Aim:
From the listing below, pull each line that includes "JSON".

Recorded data

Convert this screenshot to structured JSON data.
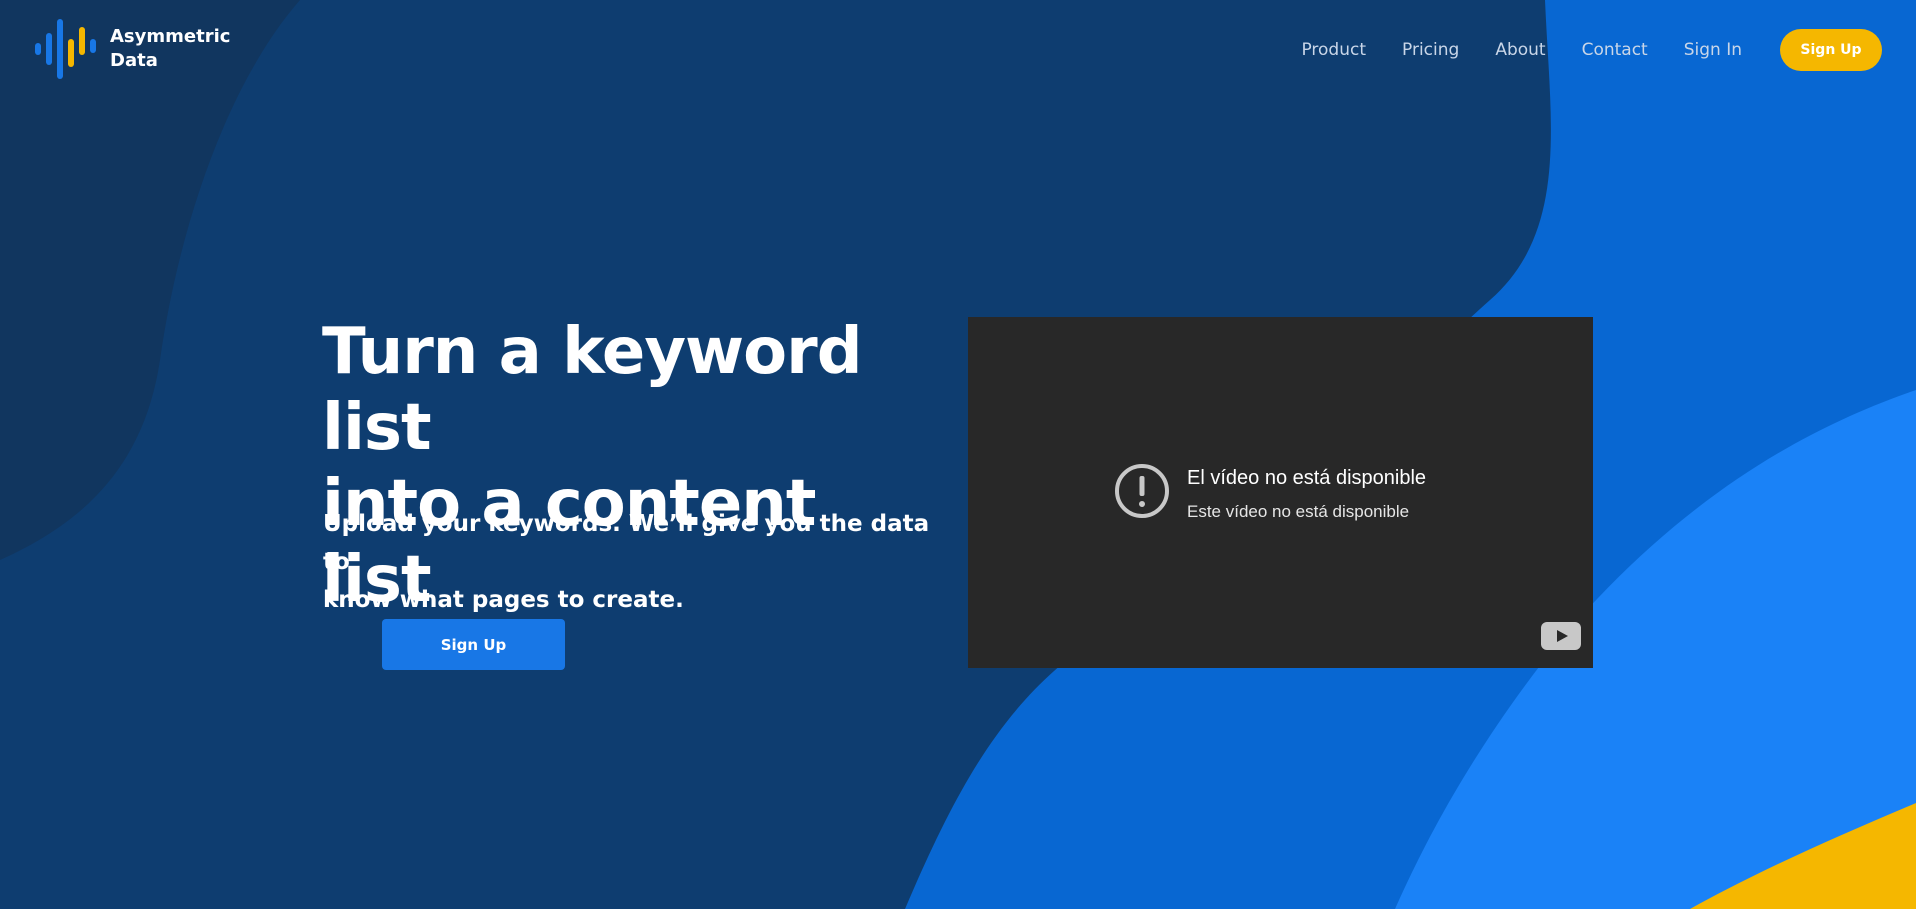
{
  "header": {
    "brand_line1": "Asymmetric",
    "brand_line2": "Data",
    "nav": [
      {
        "label": "Product"
      },
      {
        "label": "Pricing"
      },
      {
        "label": "About"
      },
      {
        "label": "Contact"
      },
      {
        "label": "Sign In"
      }
    ],
    "signup_label": "Sign Up"
  },
  "hero": {
    "title_line1": "Turn a keyword list",
    "title_line2": "into a content list",
    "subtitle_line1": "Upload your keywords. We’ll give you the data to",
    "subtitle_line2": "know what pages to create.",
    "cta_label": "Sign Up"
  },
  "video": {
    "error_title": "El vídeo no está disponible",
    "error_message": "Este vídeo no está disponible",
    "alert_icon": "alert-circle-icon",
    "play_icon": "youtube-play-icon"
  },
  "colors": {
    "background_dark": "#0e3d70",
    "blue_mid": "#0867d2",
    "blue_light": "#1a82f7",
    "accent_yellow": "#f5b700",
    "cta_blue": "#1877e6",
    "video_bg": "#282828"
  }
}
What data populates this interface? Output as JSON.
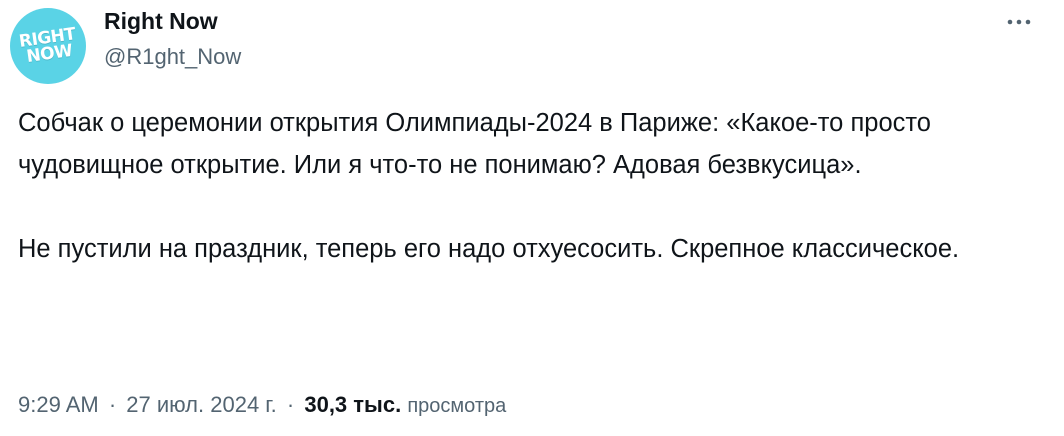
{
  "author": {
    "display_name": "Right Now",
    "handle": "@R1ght_Now",
    "avatar_text_line1": "RIGHT",
    "avatar_text_line2": "NOW"
  },
  "menu": {
    "icon": "more-horizontal-icon"
  },
  "tweet": {
    "paragraph1": "Собчак о церемонии открытия Олимпиады-2024 в Париже: «Какое-то просто чудовищное открытие. Или я что-то не понимаю? Адовая безвкусица».",
    "paragraph2": "Не пустили на праздник, теперь его надо отхуесосить. Скрепное классическое."
  },
  "meta": {
    "time": "9:29 AM",
    "date": "27 июл. 2024 г.",
    "separator": "·",
    "views_count": "30,3 тыс.",
    "views_label": "просмотра"
  },
  "colors": {
    "avatar_bg": "#5ad3e6",
    "text_primary": "#0f1419",
    "text_secondary": "#536471"
  }
}
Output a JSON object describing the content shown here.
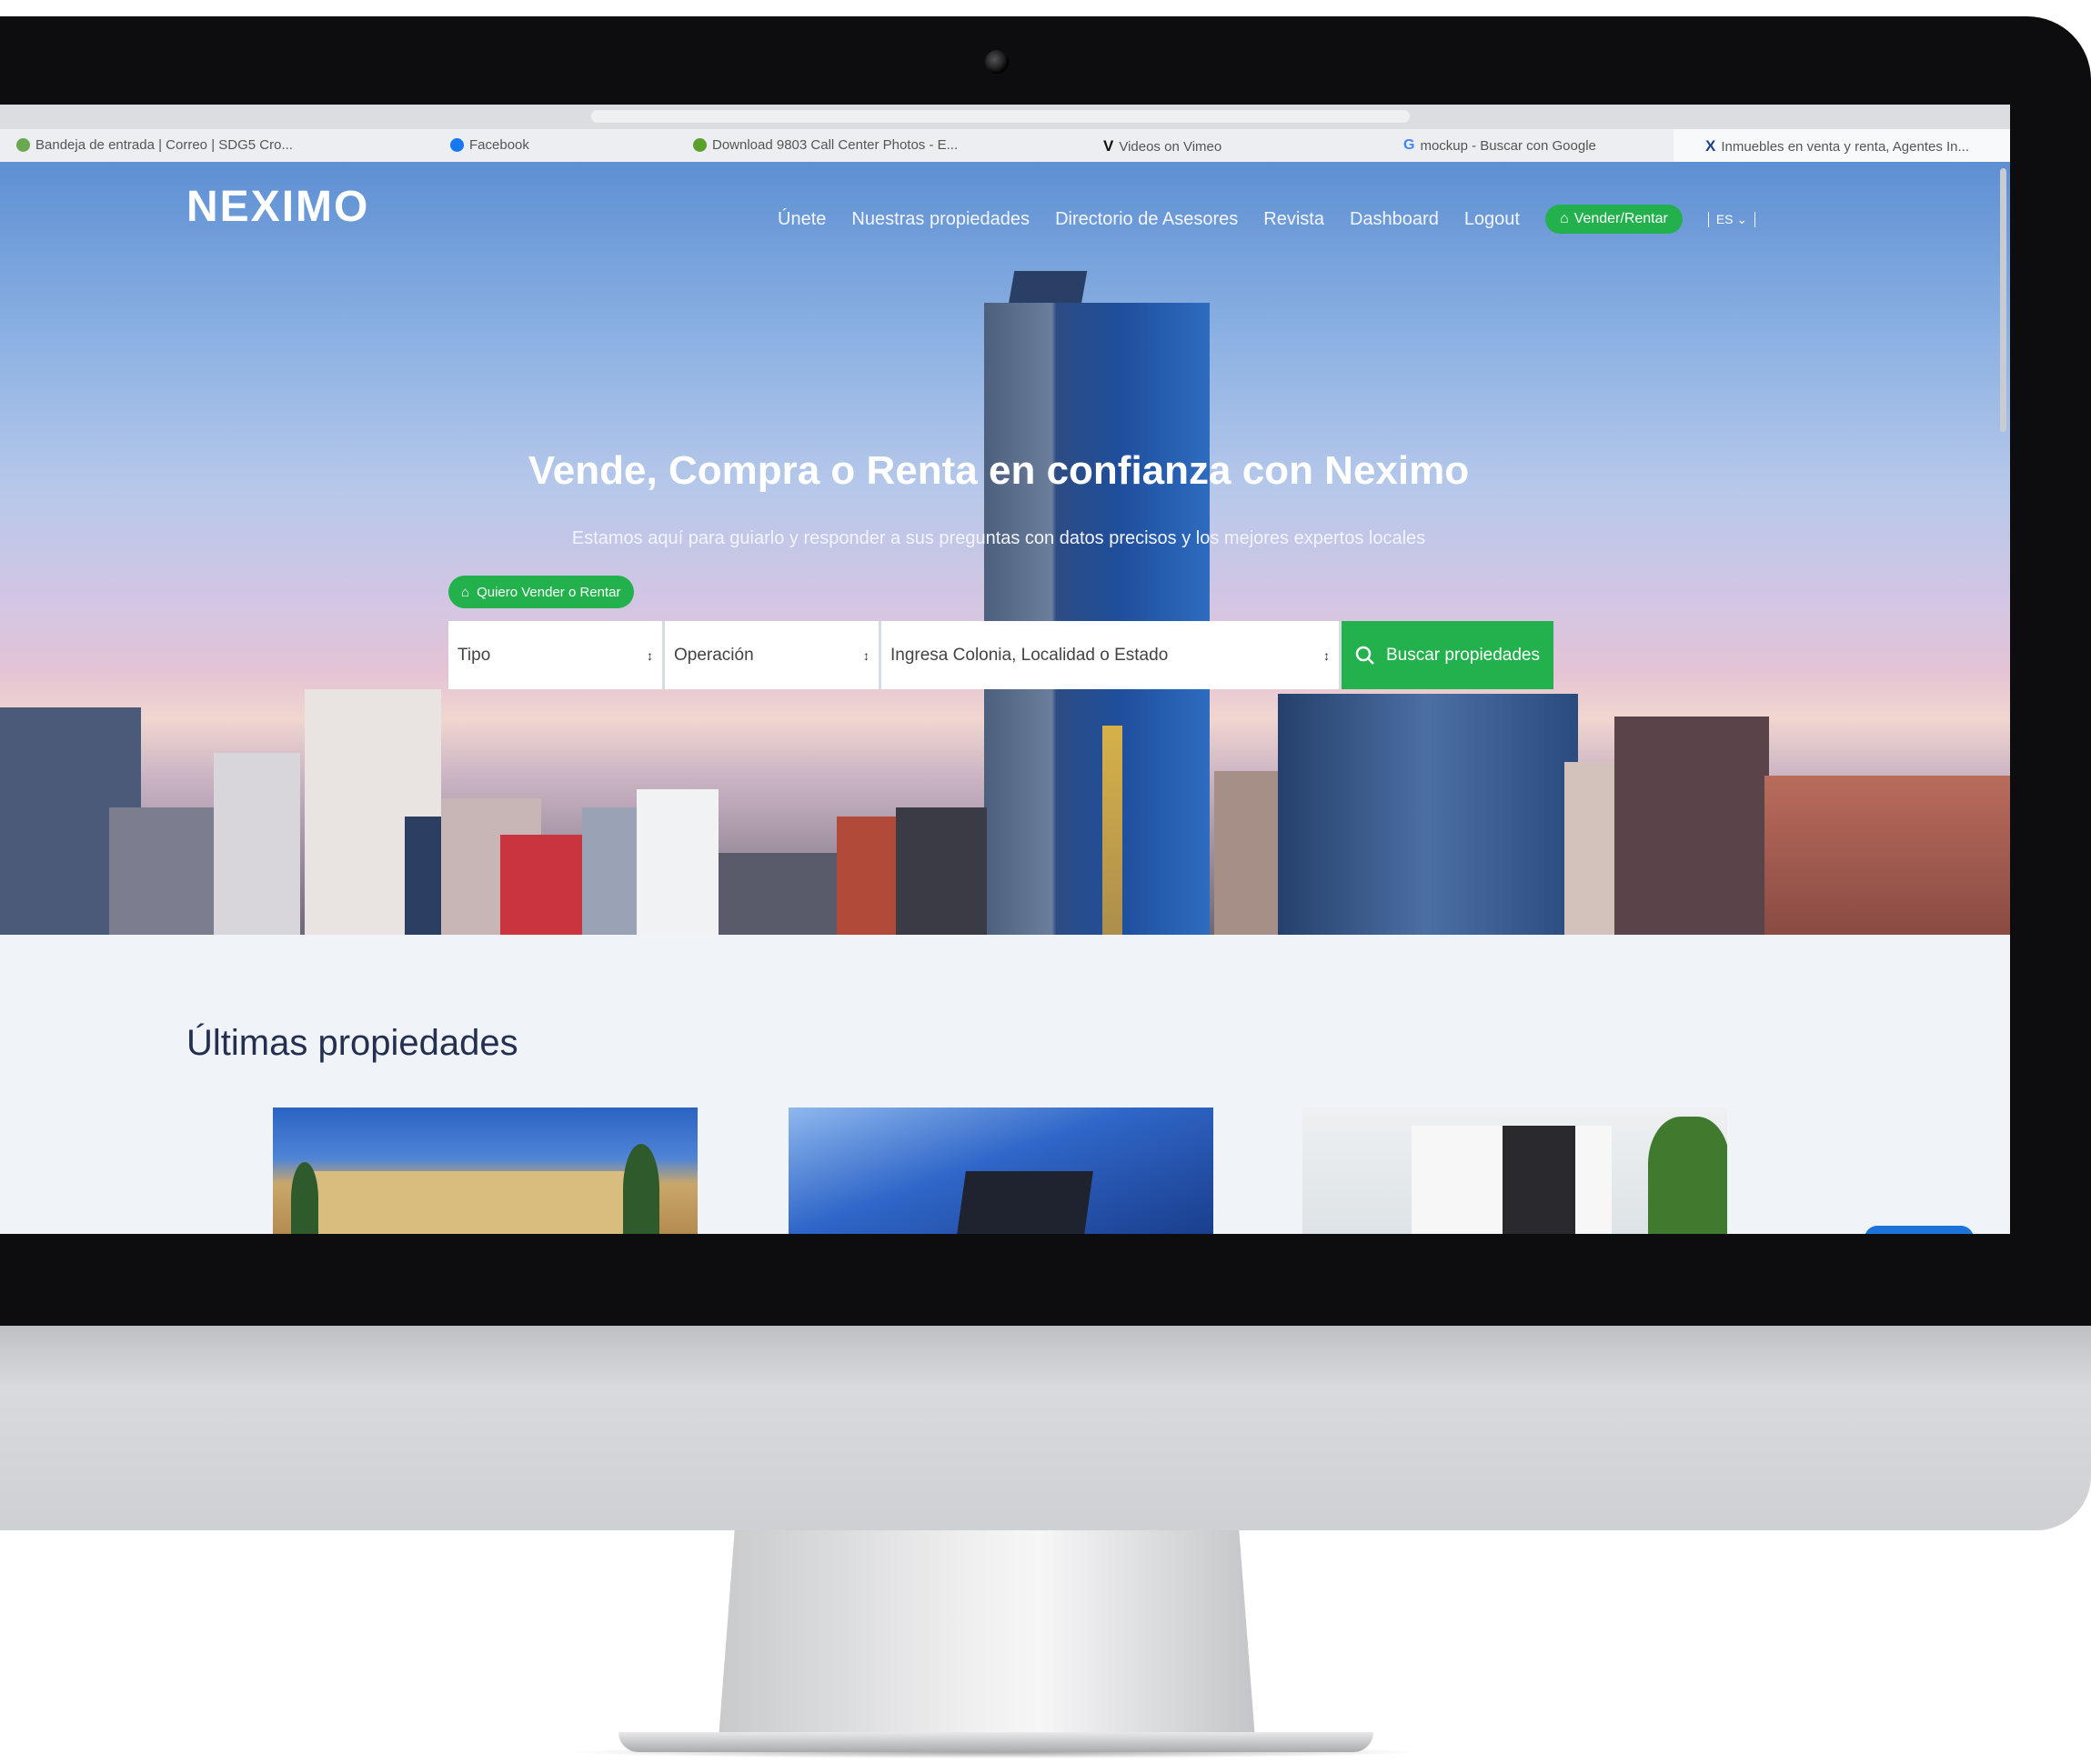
{
  "bookmarks": [
    {
      "label": "Bandeja de entrada | Correo | SDG5 Cro..."
    },
    {
      "label": "Facebook"
    },
    {
      "label": "Download 9803 Call Center Photos - E..."
    },
    {
      "label": "Videos on Vimeo"
    },
    {
      "label": "mockup - Buscar con Google"
    },
    {
      "label": "Inmuebles en venta y renta, Agentes In..."
    }
  ],
  "header": {
    "logo": "NEXIMO",
    "nav": [
      "Únete",
      "Nuestras propiedades",
      "Directorio de Asesores",
      "Revista",
      "Dashboard",
      "Logout"
    ],
    "cta": "Vender/Rentar",
    "lang": "ES"
  },
  "hero": {
    "title": "Vende, Compra o Renta en confianza con Neximo",
    "subtitle": "Estamos aquí para guiarlo y responder a sus preguntas con datos precisos y los mejores expertos locales",
    "quiero_button": "Quiero Vender o Rentar"
  },
  "search": {
    "tipo": "Tipo",
    "operacion": "Operación",
    "location": "Ingresa Colonia, Localidad o Estado",
    "button": "Buscar propiedades"
  },
  "latest": {
    "title": "Últimas propiedades"
  },
  "colors": {
    "accent": "#22b14c",
    "title": "#253050"
  },
  "icons": [
    "home-icon",
    "search-icon",
    "chevron-down-icon",
    "facebook-icon",
    "vimeo-icon",
    "google-icon"
  ]
}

Task solution:
Convert this screenshot to structured JSON data.
What data populates this interface? Output as JSON.
Output a JSON object describing the content shown here.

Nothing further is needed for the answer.